— BEGIN —

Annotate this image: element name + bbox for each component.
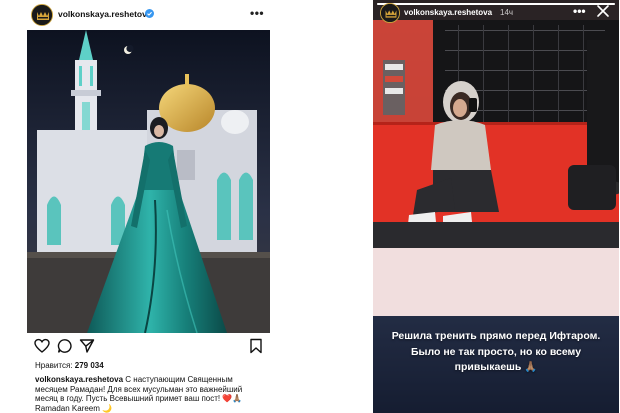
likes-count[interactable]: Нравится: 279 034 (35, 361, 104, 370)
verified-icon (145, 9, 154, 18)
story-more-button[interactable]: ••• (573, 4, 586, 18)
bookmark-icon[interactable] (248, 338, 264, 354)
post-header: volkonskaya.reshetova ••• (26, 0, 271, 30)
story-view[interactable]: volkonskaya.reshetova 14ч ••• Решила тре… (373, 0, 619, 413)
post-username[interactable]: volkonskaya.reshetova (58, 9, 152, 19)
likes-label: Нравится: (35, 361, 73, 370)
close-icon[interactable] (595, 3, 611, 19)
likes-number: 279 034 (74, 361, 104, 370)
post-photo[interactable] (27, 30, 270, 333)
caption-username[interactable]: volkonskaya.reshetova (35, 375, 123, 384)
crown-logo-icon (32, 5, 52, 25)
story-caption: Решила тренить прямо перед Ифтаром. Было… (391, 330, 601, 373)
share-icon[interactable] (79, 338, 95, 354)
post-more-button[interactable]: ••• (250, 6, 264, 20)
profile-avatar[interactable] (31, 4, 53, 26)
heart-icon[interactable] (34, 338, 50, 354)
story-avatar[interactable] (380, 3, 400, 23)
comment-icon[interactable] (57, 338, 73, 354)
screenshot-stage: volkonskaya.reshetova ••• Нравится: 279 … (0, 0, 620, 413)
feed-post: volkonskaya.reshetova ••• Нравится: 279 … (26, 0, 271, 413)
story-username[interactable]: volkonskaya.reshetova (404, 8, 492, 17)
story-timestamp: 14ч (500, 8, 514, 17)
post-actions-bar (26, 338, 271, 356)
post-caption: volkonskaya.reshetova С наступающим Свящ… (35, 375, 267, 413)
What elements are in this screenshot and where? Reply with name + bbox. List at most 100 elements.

— END —

◆ **What is needed**: Return the lines between the one holding "likes-count[interactable]: Нравится: 279" and the one holding "story-timestamp: 14ч (500, 8, 514, 17)", inclusive, reproducing each line character for character.

◆ **Worked answer**:
likes-count[interactable]: Нравится: 279 034 (35, 361, 104, 370)
verified-icon (145, 9, 154, 18)
story-more-button[interactable]: ••• (573, 4, 586, 18)
bookmark-icon[interactable] (248, 338, 264, 354)
post-header: volkonskaya.reshetova ••• (26, 0, 271, 30)
story-view[interactable]: volkonskaya.reshetova 14ч ••• Решила тре… (373, 0, 619, 413)
post-username[interactable]: volkonskaya.reshetova (58, 9, 152, 19)
likes-label: Нравится: (35, 361, 73, 370)
close-icon[interactable] (595, 3, 611, 19)
likes-number: 279 034 (74, 361, 104, 370)
post-photo[interactable] (27, 30, 270, 333)
caption-username[interactable]: volkonskaya.reshetova (35, 375, 123, 384)
crown-logo-icon (32, 5, 52, 25)
story-caption: Решила тренить прямо перед Ифтаром. Было… (391, 330, 601, 373)
share-icon[interactable] (79, 338, 95, 354)
post-more-button[interactable]: ••• (250, 6, 264, 20)
profile-avatar[interactable] (31, 4, 53, 26)
heart-icon[interactable] (34, 338, 50, 354)
story-avatar[interactable] (380, 3, 400, 23)
comment-icon[interactable] (57, 338, 73, 354)
screenshot-stage: volkonskaya.reshetova ••• Нравится: 279 … (0, 0, 620, 413)
feed-post: volkonskaya.reshetova ••• Нравится: 279 … (26, 0, 271, 413)
story-username[interactable]: volkonskaya.reshetova (404, 8, 492, 17)
story-timestamp: 14ч (500, 8, 514, 17)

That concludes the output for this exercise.